Find the string "troubles" in the listing and report every line that has it.
- - -
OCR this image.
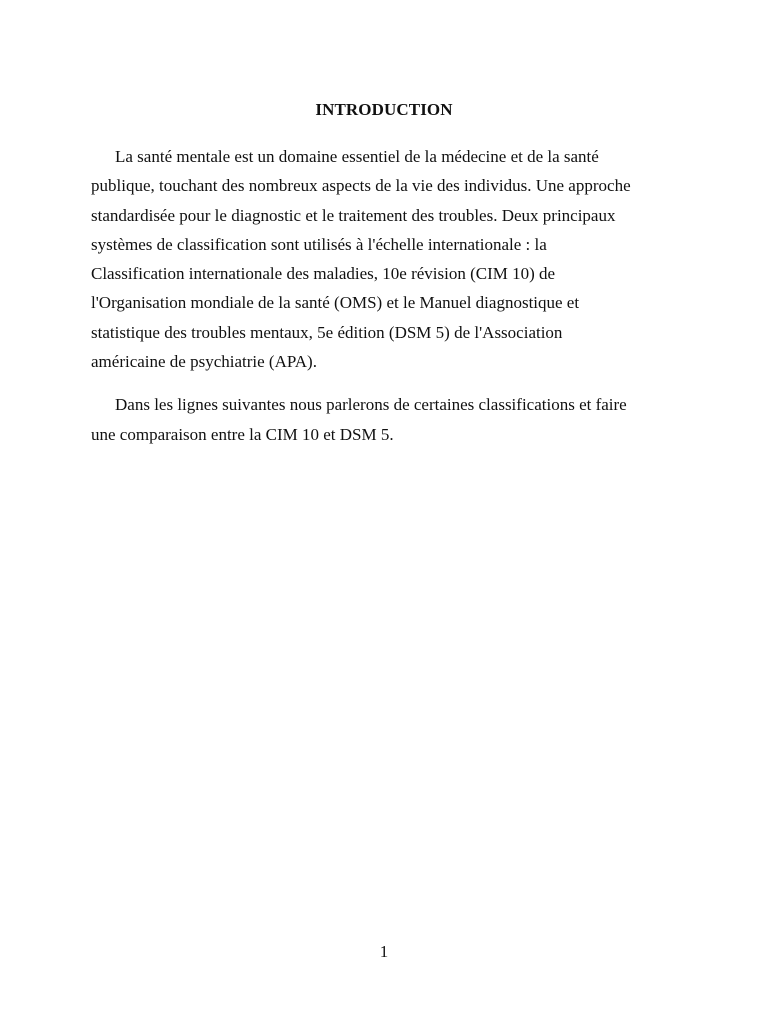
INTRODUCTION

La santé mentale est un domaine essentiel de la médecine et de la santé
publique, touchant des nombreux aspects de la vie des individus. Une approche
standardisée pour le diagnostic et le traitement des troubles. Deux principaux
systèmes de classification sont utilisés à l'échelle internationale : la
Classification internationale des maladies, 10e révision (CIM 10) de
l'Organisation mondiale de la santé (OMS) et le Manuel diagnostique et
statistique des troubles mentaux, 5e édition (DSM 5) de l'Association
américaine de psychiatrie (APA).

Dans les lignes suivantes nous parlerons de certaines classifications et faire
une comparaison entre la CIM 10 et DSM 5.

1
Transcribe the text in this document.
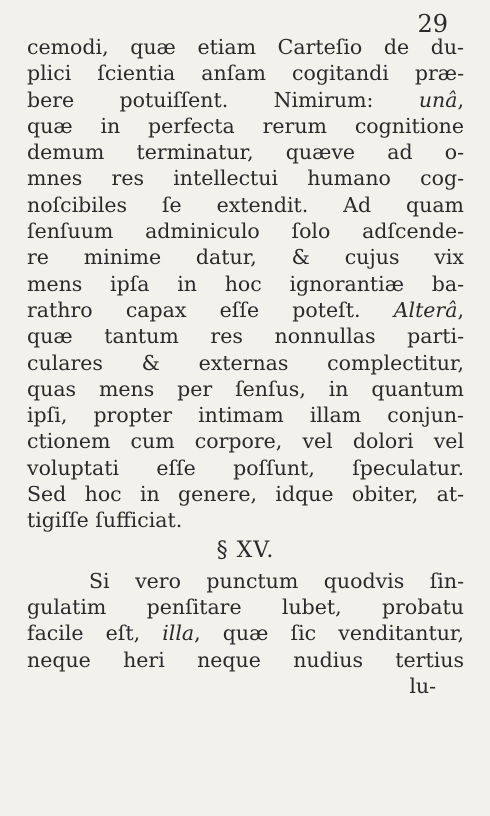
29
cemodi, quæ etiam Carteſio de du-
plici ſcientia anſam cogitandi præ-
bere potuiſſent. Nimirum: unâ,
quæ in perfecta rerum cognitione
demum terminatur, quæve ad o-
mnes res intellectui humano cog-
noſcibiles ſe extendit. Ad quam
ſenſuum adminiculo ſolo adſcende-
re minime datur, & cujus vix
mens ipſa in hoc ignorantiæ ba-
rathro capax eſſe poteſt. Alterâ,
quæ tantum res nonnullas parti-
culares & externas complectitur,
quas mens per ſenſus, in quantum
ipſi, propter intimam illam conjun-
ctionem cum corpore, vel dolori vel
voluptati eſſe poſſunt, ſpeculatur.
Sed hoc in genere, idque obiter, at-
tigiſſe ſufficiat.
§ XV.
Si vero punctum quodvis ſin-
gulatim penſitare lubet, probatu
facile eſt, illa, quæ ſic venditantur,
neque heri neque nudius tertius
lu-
- - -
▶ _EXERCISE RESPONSE_:
standardisée pour le diagnostic et le traitement des troubles. Deux principaux
statistique des troubles mentaux, 5e édition (DSM 5) de l'Association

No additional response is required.